Find the word "Estado" in the material below and gather every line that contains it.

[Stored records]
===

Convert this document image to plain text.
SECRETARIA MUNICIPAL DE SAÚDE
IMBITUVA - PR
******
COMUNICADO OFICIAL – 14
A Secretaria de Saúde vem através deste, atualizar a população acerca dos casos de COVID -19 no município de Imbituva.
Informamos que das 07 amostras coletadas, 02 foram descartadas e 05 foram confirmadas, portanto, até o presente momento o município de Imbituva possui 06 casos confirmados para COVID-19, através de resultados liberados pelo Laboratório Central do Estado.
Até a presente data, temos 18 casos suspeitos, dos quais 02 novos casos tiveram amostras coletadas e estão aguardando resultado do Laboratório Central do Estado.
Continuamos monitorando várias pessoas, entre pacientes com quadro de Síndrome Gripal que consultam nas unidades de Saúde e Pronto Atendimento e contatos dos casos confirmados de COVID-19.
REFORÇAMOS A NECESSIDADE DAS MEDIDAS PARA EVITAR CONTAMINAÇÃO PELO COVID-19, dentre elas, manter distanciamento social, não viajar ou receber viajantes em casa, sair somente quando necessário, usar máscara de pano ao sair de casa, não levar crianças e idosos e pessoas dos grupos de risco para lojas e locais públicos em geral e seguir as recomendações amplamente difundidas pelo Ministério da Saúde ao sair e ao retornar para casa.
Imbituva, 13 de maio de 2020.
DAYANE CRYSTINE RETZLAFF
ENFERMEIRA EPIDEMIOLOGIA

===

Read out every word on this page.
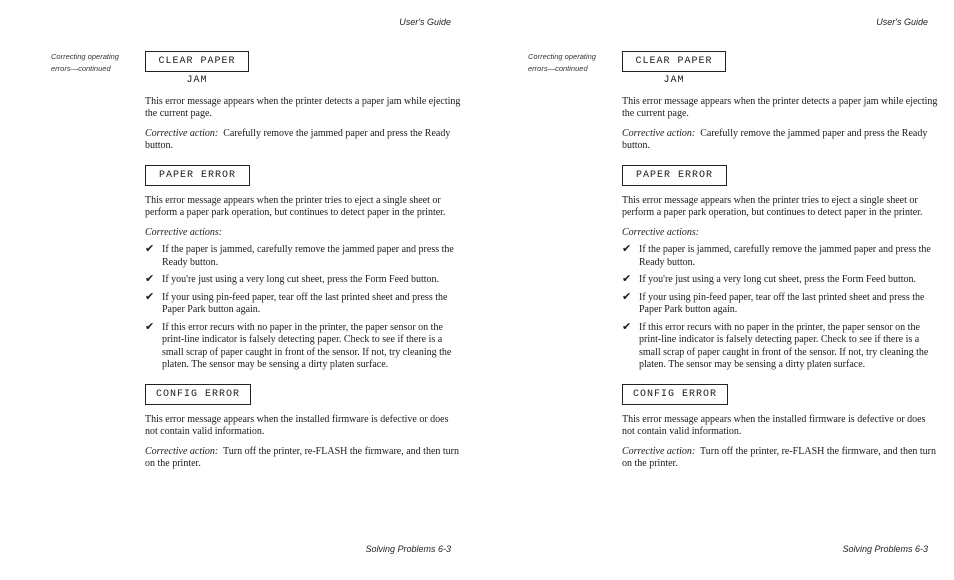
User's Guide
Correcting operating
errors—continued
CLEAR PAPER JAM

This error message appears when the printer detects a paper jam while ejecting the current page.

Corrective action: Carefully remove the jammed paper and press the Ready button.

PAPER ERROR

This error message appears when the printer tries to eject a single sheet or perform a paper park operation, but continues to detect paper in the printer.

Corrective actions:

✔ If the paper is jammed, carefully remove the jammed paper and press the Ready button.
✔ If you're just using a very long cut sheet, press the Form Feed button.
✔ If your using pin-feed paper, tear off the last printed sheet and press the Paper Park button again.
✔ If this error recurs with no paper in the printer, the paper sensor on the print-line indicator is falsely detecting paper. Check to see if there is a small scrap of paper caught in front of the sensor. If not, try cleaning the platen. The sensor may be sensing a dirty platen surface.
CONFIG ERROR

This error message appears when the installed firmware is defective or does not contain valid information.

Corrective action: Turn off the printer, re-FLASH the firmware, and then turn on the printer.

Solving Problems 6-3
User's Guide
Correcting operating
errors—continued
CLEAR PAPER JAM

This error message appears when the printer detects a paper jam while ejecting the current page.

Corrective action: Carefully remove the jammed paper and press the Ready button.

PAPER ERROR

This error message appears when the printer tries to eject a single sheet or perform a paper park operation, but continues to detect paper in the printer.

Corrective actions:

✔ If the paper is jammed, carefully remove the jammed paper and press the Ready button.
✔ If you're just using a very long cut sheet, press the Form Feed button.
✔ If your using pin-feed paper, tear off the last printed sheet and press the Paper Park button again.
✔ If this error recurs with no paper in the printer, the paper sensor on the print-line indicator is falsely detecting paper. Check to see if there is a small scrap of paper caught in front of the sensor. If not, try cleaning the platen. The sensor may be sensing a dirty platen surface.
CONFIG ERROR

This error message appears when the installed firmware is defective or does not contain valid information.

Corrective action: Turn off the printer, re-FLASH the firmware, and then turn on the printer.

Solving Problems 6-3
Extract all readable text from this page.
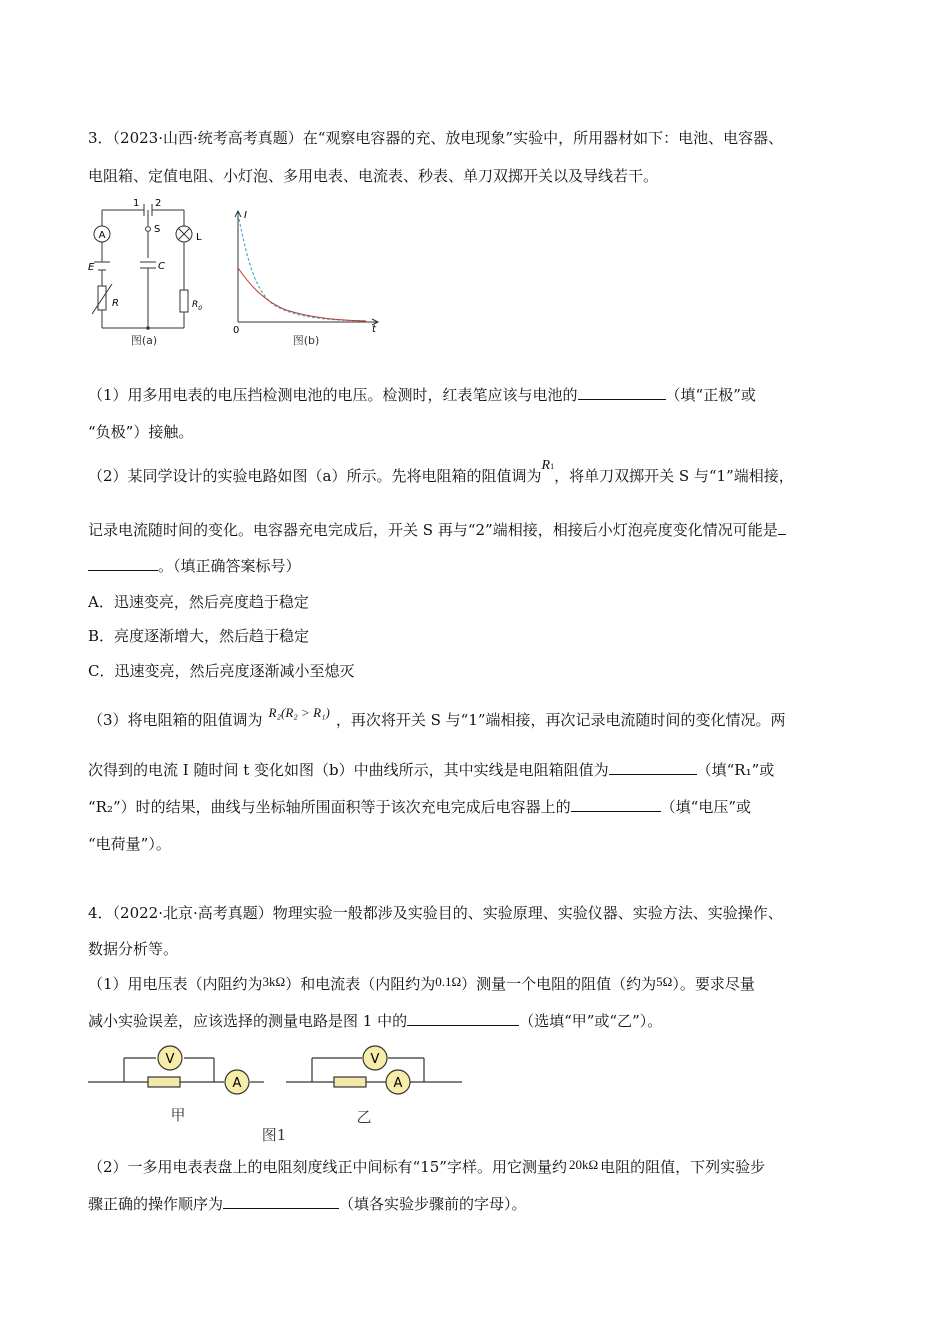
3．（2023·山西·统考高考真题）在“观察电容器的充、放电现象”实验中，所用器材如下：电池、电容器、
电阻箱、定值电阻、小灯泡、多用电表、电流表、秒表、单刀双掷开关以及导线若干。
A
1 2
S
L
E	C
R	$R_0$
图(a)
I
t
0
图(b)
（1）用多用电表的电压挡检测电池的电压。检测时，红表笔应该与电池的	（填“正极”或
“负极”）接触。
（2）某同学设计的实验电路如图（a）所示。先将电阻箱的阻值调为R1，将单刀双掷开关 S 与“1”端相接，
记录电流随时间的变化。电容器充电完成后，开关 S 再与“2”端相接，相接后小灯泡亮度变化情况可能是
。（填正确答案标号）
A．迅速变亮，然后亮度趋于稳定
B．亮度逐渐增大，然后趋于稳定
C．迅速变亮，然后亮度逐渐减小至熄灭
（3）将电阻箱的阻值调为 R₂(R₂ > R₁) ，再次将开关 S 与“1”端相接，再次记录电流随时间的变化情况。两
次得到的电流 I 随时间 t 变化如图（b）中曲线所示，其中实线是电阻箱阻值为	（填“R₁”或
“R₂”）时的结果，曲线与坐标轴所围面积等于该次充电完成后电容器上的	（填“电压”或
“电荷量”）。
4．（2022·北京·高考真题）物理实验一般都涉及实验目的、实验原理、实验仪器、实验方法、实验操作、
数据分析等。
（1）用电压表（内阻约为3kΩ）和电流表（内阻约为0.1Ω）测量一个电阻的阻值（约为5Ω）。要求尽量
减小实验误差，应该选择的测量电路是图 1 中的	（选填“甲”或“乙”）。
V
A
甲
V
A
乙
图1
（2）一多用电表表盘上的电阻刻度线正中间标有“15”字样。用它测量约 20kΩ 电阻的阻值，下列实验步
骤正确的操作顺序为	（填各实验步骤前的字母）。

===

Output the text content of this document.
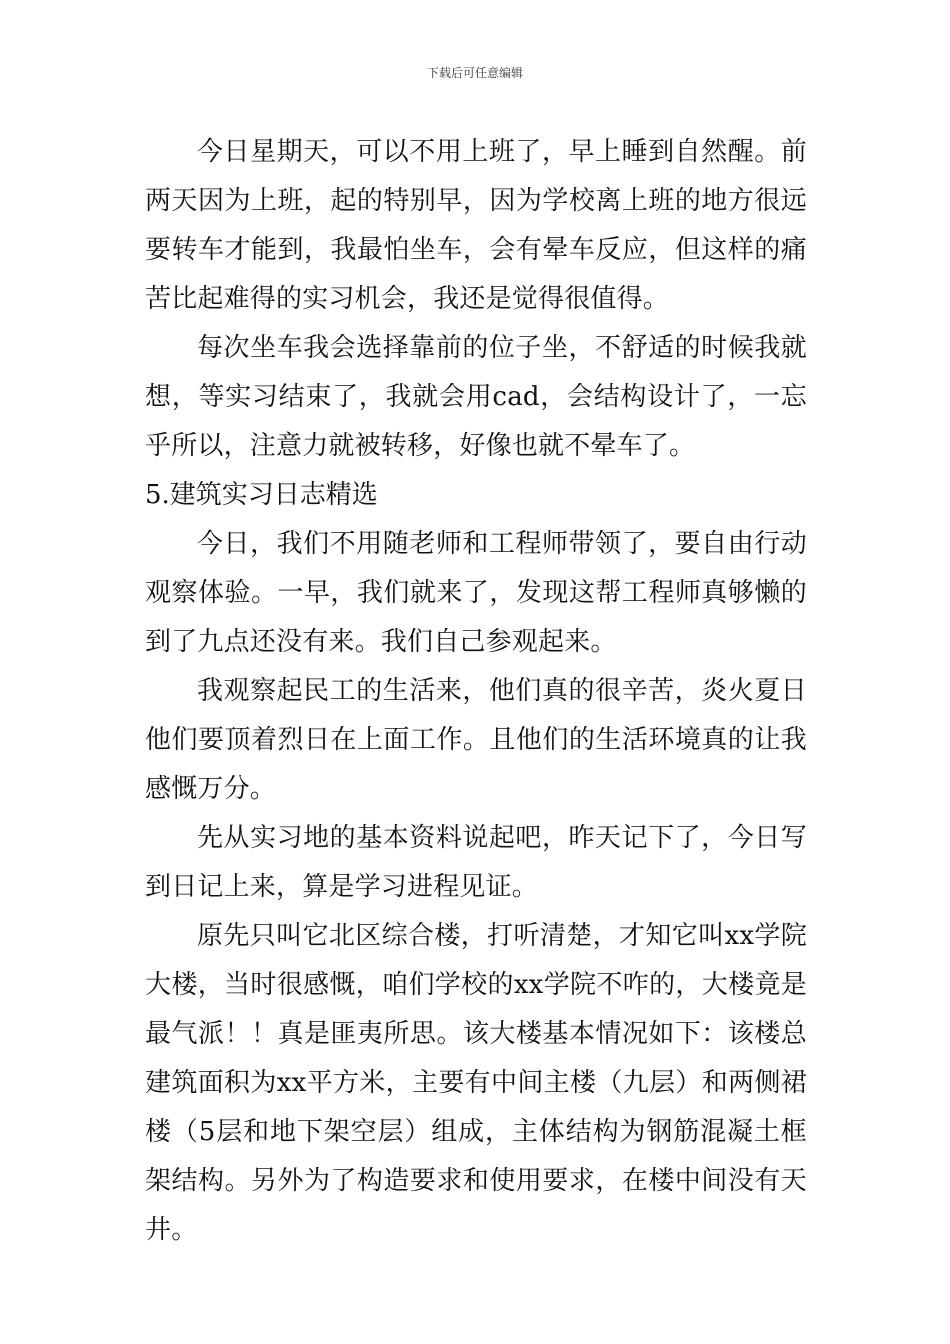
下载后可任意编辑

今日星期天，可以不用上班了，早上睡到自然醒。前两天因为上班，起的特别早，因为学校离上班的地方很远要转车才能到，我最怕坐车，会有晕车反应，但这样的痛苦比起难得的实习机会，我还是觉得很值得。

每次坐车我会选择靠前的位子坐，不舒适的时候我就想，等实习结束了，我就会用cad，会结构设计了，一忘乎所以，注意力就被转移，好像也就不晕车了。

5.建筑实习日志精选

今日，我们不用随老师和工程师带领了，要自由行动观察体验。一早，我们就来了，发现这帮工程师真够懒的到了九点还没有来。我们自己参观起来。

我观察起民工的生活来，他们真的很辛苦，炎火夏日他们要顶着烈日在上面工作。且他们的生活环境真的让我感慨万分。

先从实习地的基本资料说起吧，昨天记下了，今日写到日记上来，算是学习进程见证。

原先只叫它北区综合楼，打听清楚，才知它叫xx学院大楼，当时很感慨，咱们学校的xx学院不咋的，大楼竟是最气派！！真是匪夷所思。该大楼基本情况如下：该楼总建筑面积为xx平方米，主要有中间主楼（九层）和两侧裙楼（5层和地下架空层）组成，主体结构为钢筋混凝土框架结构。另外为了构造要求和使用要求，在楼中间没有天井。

===

◆ Exercise result:
Informamos que das 07 amostras coletadas, 02 foram descartadas e 05 foram confirmadas, portanto, até o presente momento o município de Imbituva possui 06 casos confirmados para COVID-19, através de resultados liberados pelo Laboratório Central do Estado.
Até a presente data, temos 18 casos suspeitos, dos quais 02 novos casos tiveram amostras coletadas e estão aguardando resultado do Laboratório Central do Estado.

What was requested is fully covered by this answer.